* _WORK INSTRUCTIONS_
Copy each line containing the word "orthology" from the records that follow, please.
○ ○ ○
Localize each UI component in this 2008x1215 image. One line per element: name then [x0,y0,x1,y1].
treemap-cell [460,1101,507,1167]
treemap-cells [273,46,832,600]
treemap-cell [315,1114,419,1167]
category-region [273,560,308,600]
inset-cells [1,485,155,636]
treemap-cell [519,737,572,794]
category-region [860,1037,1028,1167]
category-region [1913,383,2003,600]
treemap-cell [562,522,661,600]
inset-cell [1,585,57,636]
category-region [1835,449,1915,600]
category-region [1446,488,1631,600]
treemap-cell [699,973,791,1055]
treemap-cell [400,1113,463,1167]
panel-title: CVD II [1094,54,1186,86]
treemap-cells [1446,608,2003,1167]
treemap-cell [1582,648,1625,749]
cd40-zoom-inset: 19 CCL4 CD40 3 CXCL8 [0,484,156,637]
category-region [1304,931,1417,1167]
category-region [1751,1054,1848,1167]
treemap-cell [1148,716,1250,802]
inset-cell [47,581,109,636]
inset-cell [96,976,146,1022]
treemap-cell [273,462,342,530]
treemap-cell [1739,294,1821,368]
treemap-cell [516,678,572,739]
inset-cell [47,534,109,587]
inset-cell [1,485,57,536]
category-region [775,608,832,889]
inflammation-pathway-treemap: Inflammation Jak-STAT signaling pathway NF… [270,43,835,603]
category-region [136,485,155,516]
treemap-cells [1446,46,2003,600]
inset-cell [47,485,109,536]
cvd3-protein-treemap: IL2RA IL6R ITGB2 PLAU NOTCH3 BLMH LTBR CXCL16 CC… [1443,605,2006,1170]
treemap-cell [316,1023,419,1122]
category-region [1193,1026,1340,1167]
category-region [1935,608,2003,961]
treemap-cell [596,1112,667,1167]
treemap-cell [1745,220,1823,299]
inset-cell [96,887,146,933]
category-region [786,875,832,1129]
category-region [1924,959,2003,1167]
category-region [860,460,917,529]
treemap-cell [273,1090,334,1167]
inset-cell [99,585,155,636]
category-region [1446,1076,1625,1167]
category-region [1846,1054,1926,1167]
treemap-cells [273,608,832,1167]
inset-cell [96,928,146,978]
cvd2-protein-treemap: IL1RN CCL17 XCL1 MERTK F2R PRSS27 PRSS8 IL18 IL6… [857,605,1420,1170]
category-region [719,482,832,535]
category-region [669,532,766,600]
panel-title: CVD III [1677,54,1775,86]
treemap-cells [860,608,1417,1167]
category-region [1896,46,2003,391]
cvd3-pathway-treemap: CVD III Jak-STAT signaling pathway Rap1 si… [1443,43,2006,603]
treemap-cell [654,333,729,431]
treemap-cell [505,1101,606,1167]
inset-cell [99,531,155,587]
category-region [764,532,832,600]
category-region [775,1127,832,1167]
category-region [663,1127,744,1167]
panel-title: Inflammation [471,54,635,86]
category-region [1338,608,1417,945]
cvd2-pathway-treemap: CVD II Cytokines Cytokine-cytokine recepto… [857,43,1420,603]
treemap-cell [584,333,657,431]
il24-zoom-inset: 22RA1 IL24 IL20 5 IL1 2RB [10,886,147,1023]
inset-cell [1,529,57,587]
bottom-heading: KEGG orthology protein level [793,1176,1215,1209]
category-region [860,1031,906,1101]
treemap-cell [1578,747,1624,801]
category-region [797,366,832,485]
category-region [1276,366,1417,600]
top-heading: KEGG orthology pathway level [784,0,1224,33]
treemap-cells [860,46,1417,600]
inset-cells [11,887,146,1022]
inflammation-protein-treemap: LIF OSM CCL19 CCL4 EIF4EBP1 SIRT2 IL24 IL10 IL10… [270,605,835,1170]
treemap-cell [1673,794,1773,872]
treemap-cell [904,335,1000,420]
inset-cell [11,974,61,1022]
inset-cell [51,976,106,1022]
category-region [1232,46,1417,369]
○ ○ ○
* _COMPLETED TASK_
bottom-heading: KEGG orthology protein level [793,1176,1215,1209]
top-heading: KEGG orthology pathway level [784,0,1224,33]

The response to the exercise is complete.